AIM OF THE EXERCISE
Pick out every line with the word "this" and copy it.

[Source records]
┌──

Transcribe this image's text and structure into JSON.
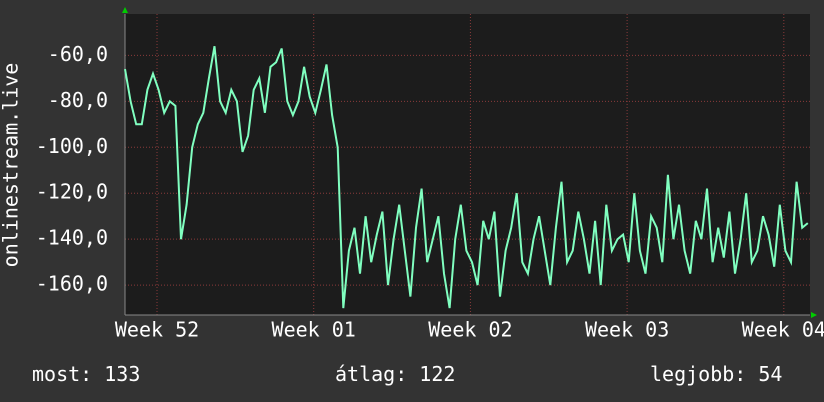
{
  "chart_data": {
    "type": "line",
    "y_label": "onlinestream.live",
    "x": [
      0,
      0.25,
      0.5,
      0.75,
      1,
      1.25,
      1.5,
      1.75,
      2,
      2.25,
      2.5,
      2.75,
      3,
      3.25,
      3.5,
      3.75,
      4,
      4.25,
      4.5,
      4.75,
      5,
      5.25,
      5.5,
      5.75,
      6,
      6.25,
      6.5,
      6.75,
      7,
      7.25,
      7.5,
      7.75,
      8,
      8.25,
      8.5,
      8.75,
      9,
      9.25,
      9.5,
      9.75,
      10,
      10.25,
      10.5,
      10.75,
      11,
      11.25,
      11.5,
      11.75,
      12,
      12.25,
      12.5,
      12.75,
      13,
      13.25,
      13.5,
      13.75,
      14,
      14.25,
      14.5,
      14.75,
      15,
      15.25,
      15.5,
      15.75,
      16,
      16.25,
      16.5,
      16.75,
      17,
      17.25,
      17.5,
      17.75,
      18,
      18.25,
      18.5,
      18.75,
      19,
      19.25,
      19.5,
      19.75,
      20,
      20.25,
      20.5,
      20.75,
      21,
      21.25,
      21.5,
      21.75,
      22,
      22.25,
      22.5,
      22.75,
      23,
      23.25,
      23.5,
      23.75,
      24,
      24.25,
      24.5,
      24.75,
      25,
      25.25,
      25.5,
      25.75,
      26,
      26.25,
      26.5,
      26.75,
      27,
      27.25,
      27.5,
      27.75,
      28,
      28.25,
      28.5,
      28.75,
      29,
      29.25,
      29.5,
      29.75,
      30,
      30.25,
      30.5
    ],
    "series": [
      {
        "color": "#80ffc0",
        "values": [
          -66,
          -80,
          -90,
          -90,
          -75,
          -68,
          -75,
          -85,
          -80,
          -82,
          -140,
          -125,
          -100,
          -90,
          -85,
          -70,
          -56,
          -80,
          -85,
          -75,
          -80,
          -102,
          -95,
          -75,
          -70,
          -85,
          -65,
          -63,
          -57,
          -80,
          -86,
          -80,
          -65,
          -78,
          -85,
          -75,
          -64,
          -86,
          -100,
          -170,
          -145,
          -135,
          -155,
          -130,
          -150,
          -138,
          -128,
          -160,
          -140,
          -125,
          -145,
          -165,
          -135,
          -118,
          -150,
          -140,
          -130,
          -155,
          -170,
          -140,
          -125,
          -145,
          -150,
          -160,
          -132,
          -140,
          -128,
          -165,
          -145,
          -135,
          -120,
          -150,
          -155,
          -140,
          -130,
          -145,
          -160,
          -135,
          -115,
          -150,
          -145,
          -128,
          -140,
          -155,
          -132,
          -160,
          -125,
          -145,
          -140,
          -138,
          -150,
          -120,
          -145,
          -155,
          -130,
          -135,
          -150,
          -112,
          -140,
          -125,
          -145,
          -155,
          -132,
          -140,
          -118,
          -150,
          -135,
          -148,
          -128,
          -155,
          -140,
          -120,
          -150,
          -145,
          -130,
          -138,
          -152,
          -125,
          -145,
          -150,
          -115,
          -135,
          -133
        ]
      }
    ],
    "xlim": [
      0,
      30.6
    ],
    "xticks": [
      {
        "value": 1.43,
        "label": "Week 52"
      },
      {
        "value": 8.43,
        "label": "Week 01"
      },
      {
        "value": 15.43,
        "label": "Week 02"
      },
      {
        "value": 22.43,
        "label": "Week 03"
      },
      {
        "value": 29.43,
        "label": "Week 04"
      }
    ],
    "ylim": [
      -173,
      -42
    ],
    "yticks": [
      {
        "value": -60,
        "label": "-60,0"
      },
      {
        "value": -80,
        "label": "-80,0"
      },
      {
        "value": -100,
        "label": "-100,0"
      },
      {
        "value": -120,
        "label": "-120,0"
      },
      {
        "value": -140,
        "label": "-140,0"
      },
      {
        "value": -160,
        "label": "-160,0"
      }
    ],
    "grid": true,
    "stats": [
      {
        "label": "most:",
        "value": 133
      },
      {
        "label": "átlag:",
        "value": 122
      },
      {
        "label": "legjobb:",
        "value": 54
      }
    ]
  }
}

└──
┌──

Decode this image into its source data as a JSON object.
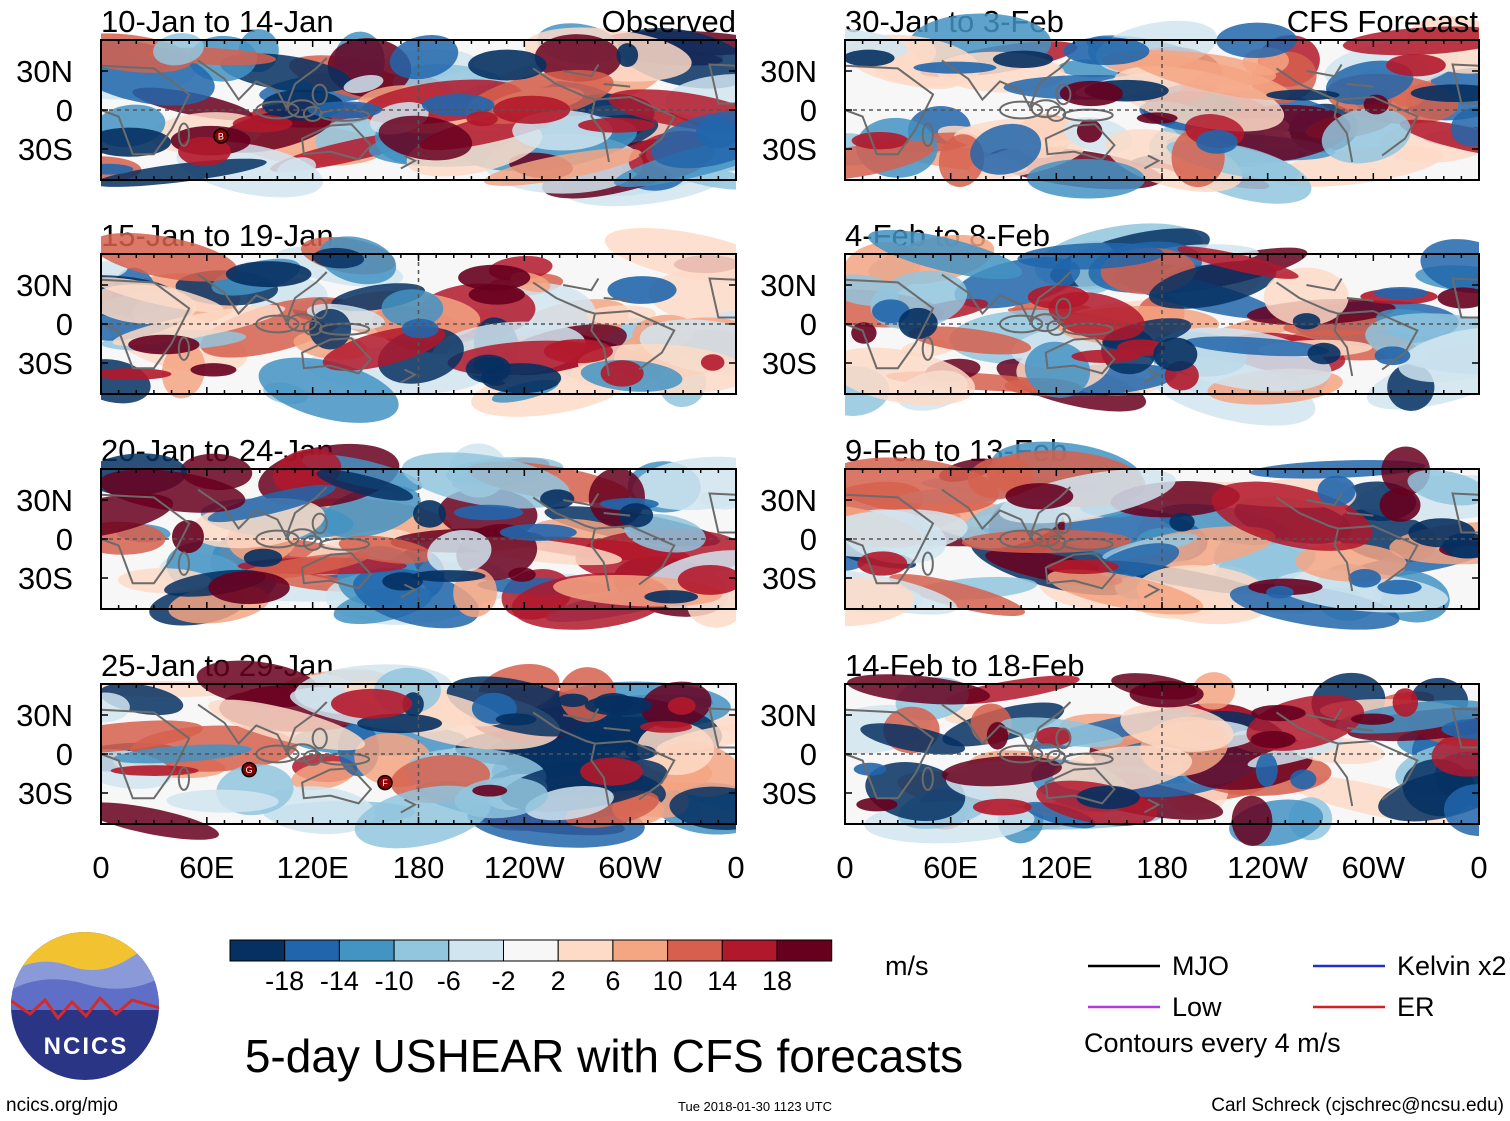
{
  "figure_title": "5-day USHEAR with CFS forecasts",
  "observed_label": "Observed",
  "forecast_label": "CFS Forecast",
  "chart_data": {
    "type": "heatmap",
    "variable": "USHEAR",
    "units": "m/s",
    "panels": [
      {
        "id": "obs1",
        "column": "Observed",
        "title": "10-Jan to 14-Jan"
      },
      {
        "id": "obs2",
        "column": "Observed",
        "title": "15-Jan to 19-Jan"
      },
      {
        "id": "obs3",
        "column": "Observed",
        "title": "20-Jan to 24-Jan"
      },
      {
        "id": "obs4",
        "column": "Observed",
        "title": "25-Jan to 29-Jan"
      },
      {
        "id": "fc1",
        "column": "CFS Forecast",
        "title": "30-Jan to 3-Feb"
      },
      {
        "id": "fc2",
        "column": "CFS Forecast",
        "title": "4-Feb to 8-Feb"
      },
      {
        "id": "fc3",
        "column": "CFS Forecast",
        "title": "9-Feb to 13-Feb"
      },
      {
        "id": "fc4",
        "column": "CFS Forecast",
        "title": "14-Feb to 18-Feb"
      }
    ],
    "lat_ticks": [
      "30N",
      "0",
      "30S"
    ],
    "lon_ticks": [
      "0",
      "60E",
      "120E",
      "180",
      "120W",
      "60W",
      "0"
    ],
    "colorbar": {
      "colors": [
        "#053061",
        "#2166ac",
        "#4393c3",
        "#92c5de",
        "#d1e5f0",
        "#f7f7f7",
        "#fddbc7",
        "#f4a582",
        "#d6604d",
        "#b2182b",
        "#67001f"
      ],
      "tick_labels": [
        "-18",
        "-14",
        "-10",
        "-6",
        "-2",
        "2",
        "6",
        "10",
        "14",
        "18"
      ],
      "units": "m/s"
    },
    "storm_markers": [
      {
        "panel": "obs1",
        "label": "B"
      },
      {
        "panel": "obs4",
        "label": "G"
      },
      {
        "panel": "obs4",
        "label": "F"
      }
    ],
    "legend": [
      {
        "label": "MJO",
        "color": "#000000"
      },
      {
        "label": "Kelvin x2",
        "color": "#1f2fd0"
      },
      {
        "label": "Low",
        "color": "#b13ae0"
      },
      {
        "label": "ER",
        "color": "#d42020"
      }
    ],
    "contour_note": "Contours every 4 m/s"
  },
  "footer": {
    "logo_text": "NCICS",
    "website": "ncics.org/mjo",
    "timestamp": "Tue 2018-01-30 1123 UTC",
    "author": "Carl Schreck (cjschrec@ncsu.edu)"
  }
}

└──

WRITTEN RESPONSE
Transcribe this image's text and structure into JSON.
Decode this image into its source data as a JSON object.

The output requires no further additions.